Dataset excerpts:
——

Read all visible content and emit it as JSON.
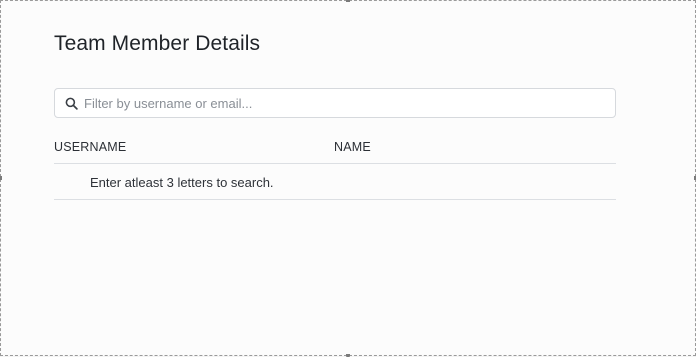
{
  "dialog": {
    "title": "Team Member Details"
  },
  "search": {
    "placeholder": "Filter by username or email...",
    "value": "",
    "icon": "search-icon"
  },
  "table": {
    "columns": [
      "USERNAME",
      "NAME"
    ],
    "empty_message": "Enter atleast 3 letters to search."
  }
}
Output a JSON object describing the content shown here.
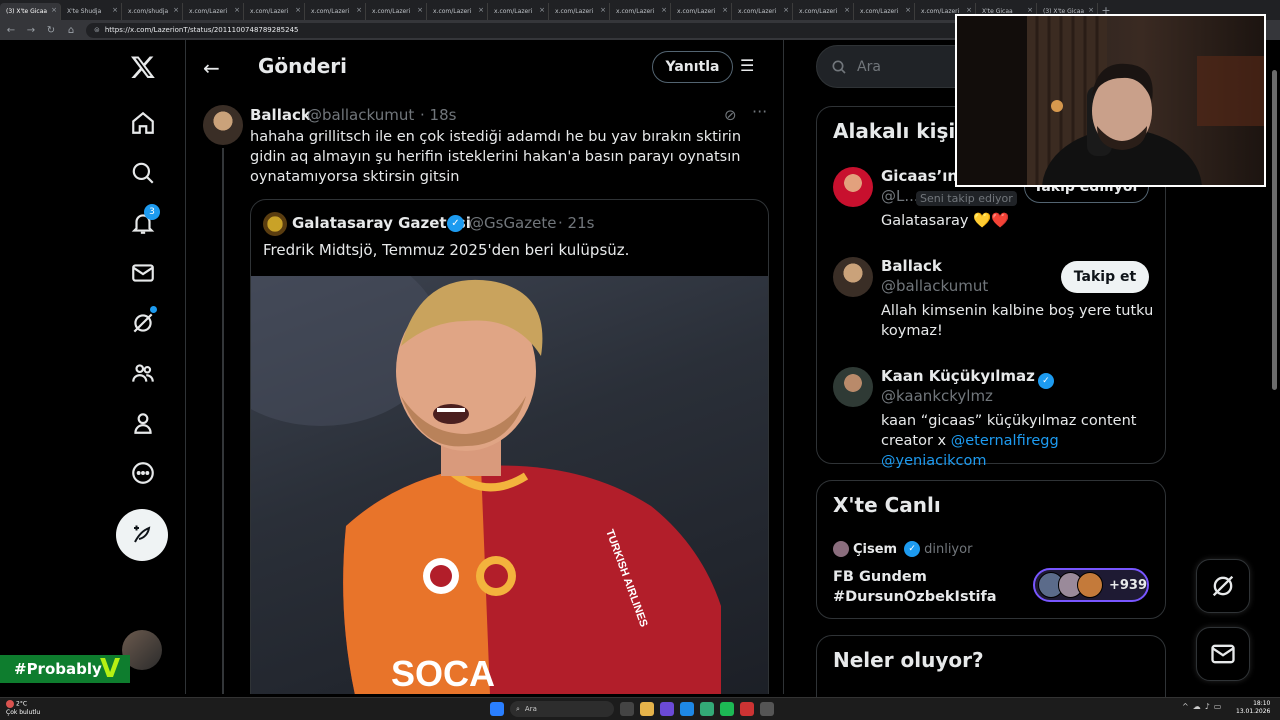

——

Without including any picture, repeat the data exactly.

### EXERCISE OUTPUT
Read all visible content and emit it as JSON.
{
  "dialog": {
    "title": "Team Member Details"
  },
  "search": {
    "placeholder": "Filter by username or email...",
    "value": "",
    "icon": "search-icon"
  },
  "table": {
    "columns": [
      "USERNAME",
      "NAME"
    ],
    "empty_message": "Enter atleast 3 letters to search."
  }
}
Output a JSON object describing the content shown here.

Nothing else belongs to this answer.